Structured figure records
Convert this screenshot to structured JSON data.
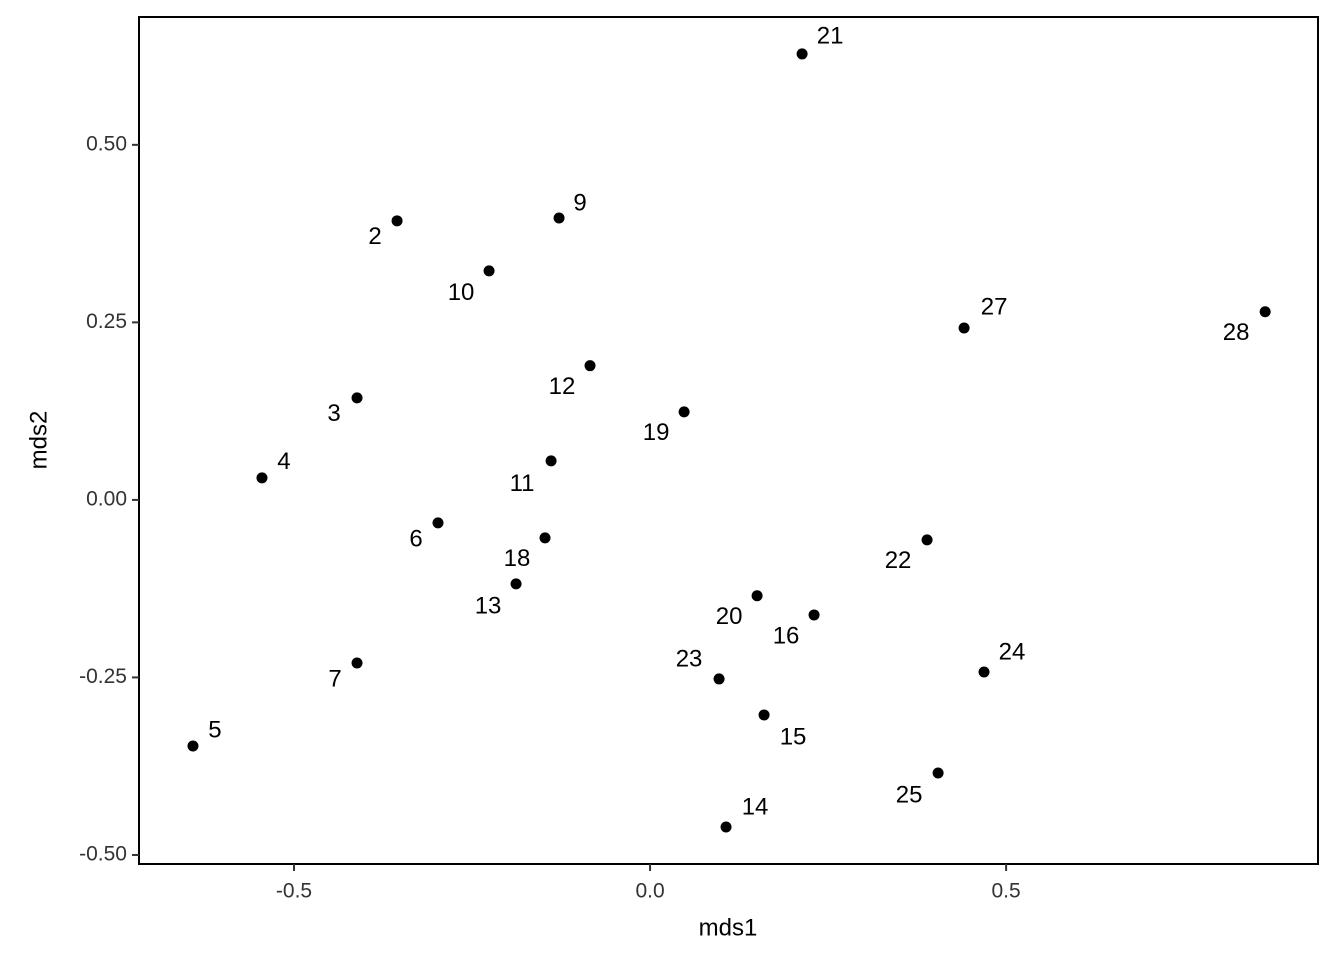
{
  "chart_data": {
    "type": "scatter",
    "xlabel": "mds1",
    "ylabel": "mds2",
    "labels": [
      "21",
      "2",
      "9",
      "10",
      "27",
      "28",
      "12",
      "3",
      "19",
      "4",
      "11",
      "6",
      "18",
      "13",
      "22",
      "20",
      "16",
      "7",
      "23",
      "24",
      "5",
      "15",
      "25",
      "14"
    ],
    "x": [
      0.2135,
      -0.3553,
      -0.1278,
      -0.2261,
      0.441,
      0.8638,
      -0.0843,
      -0.4115,
      0.0478,
      -0.545,
      -0.139,
      -0.2978,
      -0.1475,
      -0.1882,
      0.389,
      0.1503,
      0.2303,
      -0.4115,
      0.0969,
      0.469,
      -0.6419,
      0.1601,
      0.4045,
      0.1067
    ],
    "y": [
      0.628,
      0.393,
      0.397,
      0.3225,
      0.242,
      0.265,
      0.189,
      0.1437,
      0.124,
      0.031,
      0.055,
      -0.0324,
      -0.0535,
      -0.1183,
      -0.0563,
      -0.135,
      -0.162,
      -0.2296,
      -0.2521,
      -0.2423,
      -0.3465,
      -0.3028,
      -0.3845,
      -0.4606
    ],
    "color": "#000000",
    "xlim": [
      -0.7177,
      0.938
    ],
    "ylim": [
      -0.5127,
      0.68
    ],
    "xticks": [
      -0.5,
      {
        "value": 0,
        "label": "0.0"
      },
      0.5
    ],
    "yticks": [
      {
        "value": -0.5,
        "label": "-0.50"
      },
      -0.25,
      {
        "value": 0,
        "label": "0.00"
      },
      0.25,
      {
        "value": 0.5,
        "label": "0.50"
      }
    ]
  }
}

▶ SHORT EXERCISE: Reproduce every line of the material precisely, omitting its pictures.

▶ RESULT BELOW:
Convert this screenshot to structured JSON data.
{
  "chart_data": {
    "type": "scatter",
    "xlabel": "mds1",
    "ylabel": "mds2",
    "labels": [
      "21",
      "2",
      "9",
      "10",
      "27",
      "28",
      "12",
      "3",
      "19",
      "4",
      "11",
      "6",
      "18",
      "13",
      "22",
      "20",
      "16",
      "7",
      "23",
      "24",
      "5",
      "15",
      "25",
      "14"
    ],
    "x": [
      0.2135,
      -0.3553,
      -0.1278,
      -0.2261,
      0.441,
      0.8638,
      -0.0843,
      -0.4115,
      0.0478,
      -0.545,
      -0.139,
      -0.2978,
      -0.1475,
      -0.1882,
      0.389,
      0.1503,
      0.2303,
      -0.4115,
      0.0969,
      0.469,
      -0.6419,
      0.1601,
      0.4045,
      0.1067
    ],
    "y": [
      0.628,
      0.393,
      0.397,
      0.3225,
      0.242,
      0.265,
      0.189,
      0.1437,
      0.124,
      0.031,
      0.055,
      -0.0324,
      -0.0535,
      -0.1183,
      -0.0563,
      -0.135,
      -0.162,
      -0.2296,
      -0.2521,
      -0.2423,
      -0.3465,
      -0.3028,
      -0.3845,
      -0.4606
    ],
    "color": "#000000",
    "xlim": [
      -0.7177,
      0.938
    ],
    "ylim": [
      -0.5127,
      0.68
    ],
    "xticks": [
      -0.5,
      {
        "value": 0,
        "label": "0.0"
      },
      0.5
    ],
    "yticks": [
      {
        "value": -0.5,
        "label": "-0.50"
      },
      -0.25,
      {
        "value": 0,
        "label": "0.00"
      },
      0.25,
      {
        "value": 0.5,
        "label": "0.50"
      }
    ]
  }
}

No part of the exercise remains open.